----- DATA FOR THIS EXERCISE -----
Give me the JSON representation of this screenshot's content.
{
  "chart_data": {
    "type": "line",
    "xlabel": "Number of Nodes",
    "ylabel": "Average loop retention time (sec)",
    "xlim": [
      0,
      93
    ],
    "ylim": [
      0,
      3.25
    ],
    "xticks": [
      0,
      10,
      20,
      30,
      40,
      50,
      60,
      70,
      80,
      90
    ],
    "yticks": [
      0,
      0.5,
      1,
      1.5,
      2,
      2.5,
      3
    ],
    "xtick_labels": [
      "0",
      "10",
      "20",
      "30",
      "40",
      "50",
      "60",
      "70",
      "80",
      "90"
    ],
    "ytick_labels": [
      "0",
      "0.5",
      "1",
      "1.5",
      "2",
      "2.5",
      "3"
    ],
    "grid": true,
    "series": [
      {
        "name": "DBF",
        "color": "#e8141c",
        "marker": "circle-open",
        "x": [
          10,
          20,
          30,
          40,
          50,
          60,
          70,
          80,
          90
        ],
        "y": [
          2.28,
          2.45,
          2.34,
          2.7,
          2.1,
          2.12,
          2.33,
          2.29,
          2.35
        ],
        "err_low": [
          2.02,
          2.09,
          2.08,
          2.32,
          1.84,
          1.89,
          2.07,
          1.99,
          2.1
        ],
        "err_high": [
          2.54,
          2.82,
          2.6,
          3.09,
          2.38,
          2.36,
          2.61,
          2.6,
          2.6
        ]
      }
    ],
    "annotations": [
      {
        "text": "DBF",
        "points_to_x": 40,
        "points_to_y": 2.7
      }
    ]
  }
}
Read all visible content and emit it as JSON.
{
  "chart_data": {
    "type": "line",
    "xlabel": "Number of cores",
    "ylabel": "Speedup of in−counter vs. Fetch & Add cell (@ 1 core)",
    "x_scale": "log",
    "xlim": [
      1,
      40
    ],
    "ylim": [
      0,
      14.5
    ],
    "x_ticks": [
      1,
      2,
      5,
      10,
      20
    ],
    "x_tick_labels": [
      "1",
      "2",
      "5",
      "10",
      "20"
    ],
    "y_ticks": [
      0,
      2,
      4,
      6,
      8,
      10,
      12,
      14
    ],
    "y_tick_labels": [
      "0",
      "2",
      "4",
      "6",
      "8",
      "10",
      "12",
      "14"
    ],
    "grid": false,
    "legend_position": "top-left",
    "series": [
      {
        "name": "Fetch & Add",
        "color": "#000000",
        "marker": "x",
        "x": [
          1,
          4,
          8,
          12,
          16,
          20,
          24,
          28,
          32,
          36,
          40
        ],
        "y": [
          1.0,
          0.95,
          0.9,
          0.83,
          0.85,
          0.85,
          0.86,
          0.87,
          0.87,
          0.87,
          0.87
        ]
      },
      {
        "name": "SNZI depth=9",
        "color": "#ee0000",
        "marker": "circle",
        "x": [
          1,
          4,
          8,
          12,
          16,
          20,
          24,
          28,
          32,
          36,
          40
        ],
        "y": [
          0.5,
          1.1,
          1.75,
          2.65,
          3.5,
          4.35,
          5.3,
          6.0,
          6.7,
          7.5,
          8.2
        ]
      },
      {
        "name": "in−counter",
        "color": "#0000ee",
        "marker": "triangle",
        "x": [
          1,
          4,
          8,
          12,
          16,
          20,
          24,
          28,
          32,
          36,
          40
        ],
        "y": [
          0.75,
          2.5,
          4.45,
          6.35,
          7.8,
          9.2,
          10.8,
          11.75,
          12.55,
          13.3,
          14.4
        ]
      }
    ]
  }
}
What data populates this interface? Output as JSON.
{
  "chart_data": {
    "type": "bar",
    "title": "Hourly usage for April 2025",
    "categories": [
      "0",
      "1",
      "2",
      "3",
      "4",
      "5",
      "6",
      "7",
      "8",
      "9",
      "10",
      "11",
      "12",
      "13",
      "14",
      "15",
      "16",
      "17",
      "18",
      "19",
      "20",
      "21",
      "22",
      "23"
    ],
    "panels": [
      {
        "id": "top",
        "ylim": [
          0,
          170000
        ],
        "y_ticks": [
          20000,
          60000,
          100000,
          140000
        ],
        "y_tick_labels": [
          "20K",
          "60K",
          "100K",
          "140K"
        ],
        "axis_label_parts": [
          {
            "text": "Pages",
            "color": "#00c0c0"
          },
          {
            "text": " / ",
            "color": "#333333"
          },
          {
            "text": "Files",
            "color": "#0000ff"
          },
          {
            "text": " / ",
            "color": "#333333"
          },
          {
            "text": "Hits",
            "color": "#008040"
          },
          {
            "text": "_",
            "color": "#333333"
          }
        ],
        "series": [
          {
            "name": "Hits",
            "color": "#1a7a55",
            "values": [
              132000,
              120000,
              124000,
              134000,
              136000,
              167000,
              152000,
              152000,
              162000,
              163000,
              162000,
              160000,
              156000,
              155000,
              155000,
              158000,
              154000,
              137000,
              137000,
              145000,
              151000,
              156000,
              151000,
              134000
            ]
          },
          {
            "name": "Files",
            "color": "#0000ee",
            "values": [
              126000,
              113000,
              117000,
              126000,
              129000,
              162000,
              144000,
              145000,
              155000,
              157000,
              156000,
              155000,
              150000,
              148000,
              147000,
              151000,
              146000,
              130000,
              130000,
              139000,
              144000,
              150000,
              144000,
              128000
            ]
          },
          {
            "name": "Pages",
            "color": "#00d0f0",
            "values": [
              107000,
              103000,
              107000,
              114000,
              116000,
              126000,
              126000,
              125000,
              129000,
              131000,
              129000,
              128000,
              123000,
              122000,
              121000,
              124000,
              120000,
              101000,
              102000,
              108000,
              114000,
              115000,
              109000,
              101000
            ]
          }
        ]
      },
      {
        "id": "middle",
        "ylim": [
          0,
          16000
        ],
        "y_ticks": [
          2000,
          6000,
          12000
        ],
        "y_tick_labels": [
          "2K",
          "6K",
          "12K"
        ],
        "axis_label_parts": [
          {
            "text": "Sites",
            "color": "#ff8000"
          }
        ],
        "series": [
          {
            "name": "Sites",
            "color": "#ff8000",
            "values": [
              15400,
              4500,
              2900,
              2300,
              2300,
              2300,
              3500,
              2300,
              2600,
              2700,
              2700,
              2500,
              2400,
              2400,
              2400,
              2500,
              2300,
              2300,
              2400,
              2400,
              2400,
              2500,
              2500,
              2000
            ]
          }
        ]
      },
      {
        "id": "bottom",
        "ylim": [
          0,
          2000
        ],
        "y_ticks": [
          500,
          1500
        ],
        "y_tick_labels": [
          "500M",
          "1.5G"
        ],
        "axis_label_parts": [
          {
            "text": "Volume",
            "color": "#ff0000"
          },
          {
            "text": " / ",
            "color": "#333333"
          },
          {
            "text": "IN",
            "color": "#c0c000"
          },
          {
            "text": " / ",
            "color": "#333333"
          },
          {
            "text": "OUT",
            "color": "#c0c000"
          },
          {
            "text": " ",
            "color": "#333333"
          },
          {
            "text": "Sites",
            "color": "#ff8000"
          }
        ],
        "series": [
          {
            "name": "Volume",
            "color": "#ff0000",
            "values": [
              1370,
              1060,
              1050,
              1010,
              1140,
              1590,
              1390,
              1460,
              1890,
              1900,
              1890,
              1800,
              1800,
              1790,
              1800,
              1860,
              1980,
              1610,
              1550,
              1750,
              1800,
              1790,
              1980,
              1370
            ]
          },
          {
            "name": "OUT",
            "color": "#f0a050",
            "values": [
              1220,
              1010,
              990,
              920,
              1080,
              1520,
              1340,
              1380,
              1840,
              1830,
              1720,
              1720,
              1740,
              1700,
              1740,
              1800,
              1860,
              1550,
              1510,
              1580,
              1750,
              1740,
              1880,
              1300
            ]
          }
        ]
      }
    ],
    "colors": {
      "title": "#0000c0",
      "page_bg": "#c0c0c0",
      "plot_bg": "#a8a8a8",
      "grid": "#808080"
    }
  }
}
-----
▶ INSTRUCTION
Reproduce every line from the entries that holds the word "counter".

▶ TASK RESPONSE
    "ylabel": "Speedup of in−counter vs. Fetch & Add cell (@ 1 core)",
        "name": "in−counter",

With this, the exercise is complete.